Exercise requirements =
State how many lines in these records contain the word "units", and nothing else.
▽
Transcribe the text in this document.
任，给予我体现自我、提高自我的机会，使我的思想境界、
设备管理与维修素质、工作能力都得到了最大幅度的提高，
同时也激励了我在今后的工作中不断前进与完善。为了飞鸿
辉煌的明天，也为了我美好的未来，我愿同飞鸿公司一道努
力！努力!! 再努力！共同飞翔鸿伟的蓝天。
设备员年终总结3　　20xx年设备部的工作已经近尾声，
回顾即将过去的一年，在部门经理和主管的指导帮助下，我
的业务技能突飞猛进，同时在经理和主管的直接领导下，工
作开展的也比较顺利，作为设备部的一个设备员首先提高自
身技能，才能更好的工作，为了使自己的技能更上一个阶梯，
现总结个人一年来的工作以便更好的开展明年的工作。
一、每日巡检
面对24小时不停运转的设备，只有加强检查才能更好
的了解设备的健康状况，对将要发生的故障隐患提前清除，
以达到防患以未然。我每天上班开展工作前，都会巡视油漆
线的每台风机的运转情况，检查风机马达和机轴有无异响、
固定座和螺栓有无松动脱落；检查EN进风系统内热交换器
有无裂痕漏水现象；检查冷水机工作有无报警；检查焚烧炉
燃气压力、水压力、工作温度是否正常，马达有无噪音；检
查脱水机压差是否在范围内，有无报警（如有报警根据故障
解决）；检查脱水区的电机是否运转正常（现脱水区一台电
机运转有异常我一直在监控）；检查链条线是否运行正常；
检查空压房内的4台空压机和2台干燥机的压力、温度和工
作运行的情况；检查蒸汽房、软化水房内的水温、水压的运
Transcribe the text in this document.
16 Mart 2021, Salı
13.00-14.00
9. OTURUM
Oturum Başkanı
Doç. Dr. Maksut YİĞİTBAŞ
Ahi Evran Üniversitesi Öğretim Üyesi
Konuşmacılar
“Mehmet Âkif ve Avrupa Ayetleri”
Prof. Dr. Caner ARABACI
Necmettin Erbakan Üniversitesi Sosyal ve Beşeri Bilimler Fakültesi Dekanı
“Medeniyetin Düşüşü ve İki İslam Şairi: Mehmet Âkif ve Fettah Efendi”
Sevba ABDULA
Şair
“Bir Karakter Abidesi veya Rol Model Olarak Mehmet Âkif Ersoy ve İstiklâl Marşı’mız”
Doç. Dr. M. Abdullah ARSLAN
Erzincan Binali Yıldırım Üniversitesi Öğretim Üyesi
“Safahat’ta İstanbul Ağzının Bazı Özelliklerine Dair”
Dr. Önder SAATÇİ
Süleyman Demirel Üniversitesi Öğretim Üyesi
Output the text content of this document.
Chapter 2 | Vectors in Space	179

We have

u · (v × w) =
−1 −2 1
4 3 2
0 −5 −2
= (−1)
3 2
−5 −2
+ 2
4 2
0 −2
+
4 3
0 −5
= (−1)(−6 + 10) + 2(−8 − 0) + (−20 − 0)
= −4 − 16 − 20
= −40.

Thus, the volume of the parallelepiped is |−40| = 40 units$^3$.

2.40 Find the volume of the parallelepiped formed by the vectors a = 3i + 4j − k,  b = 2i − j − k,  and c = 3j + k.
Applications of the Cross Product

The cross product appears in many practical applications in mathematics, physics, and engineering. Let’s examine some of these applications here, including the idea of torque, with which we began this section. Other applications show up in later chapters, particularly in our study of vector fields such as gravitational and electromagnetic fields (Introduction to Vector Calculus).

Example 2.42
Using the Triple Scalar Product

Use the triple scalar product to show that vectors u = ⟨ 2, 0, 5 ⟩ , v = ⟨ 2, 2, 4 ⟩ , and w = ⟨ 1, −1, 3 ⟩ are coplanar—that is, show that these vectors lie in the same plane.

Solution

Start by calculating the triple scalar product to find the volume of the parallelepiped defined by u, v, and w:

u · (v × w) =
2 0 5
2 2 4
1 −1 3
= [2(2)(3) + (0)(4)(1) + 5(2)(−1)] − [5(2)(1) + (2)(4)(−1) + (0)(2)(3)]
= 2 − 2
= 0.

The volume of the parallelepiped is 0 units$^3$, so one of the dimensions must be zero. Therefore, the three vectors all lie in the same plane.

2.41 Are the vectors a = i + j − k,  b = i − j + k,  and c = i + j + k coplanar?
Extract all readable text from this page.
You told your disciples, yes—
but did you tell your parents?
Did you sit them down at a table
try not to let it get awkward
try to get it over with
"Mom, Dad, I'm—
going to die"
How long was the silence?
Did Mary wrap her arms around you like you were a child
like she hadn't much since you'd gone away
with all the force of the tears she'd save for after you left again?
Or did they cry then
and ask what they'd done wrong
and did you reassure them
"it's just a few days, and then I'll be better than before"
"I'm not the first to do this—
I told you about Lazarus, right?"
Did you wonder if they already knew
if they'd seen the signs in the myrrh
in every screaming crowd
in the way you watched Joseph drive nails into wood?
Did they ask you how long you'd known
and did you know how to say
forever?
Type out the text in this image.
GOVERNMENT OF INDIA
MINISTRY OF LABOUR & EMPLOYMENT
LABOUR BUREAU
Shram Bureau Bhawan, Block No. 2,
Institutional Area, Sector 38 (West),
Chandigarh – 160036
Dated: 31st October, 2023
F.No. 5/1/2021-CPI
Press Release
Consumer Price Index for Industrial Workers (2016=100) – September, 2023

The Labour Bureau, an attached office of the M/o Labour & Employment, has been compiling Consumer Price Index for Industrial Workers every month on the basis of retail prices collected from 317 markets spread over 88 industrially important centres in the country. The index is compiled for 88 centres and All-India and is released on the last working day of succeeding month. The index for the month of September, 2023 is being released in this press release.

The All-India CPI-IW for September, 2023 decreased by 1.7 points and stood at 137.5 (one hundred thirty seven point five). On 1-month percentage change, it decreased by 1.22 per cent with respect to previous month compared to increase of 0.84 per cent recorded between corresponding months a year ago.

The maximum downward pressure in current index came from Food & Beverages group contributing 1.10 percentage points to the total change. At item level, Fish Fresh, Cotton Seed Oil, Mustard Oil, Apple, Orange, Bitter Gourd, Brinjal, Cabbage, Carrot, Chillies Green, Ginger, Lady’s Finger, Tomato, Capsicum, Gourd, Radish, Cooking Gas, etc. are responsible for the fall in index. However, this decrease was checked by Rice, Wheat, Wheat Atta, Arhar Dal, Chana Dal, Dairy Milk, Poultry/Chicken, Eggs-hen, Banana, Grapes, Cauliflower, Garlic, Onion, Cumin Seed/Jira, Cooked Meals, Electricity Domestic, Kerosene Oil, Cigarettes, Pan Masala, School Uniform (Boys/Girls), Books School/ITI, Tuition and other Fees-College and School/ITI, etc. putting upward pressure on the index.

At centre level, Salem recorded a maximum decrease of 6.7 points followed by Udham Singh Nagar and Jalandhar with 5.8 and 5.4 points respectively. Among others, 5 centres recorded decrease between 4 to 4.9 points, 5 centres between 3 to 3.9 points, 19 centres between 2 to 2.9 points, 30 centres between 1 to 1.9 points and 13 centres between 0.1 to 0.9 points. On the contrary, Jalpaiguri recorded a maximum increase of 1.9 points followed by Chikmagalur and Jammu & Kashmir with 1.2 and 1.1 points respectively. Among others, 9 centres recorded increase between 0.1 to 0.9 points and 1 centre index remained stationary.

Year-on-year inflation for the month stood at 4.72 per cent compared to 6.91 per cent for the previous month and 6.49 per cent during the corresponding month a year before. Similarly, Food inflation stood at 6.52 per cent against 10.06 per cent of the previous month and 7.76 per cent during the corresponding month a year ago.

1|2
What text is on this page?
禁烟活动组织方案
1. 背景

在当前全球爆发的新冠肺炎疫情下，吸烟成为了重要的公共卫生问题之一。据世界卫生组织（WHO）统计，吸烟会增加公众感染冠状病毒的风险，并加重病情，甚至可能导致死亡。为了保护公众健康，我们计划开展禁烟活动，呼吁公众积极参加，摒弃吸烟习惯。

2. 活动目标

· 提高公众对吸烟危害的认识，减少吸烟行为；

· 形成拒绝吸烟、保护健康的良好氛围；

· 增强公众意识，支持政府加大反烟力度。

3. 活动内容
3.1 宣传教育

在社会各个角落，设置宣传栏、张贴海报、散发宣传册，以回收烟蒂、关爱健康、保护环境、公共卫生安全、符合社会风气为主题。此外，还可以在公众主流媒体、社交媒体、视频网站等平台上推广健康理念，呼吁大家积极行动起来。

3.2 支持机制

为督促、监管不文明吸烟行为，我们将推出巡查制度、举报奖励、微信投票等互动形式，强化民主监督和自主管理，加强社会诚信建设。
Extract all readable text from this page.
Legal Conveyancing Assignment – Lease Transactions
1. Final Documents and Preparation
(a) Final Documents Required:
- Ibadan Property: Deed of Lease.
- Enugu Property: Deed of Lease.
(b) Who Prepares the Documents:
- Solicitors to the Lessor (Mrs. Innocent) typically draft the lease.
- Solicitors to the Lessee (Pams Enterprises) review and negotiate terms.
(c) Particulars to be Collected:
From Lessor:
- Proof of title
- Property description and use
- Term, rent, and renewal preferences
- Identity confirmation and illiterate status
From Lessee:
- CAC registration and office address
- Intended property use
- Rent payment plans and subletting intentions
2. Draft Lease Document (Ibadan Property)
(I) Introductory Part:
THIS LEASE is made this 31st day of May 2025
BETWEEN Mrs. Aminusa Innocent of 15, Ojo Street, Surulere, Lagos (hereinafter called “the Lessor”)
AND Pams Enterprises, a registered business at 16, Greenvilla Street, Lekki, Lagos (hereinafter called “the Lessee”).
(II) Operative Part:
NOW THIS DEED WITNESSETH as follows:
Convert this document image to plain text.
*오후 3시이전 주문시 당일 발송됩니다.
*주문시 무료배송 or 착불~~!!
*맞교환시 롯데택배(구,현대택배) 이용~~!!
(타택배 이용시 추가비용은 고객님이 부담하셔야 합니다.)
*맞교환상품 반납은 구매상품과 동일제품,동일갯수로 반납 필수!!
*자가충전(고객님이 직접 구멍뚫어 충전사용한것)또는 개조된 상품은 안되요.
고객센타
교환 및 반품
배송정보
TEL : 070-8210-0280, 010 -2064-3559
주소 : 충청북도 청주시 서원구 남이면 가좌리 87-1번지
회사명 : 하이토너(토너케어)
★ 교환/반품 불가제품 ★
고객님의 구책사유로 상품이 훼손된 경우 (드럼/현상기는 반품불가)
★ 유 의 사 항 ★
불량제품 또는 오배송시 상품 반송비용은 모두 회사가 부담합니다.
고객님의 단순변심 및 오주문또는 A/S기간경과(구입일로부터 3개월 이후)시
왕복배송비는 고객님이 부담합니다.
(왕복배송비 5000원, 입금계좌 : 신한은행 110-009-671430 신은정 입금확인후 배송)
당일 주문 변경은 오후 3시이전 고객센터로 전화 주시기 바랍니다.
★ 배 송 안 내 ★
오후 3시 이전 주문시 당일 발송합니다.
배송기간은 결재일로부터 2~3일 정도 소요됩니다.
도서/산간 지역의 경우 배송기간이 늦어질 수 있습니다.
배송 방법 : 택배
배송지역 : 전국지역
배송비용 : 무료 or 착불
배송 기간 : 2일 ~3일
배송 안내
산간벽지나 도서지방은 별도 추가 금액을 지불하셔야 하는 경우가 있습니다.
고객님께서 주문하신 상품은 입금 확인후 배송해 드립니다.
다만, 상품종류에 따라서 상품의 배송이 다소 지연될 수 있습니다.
△
Task solution =
2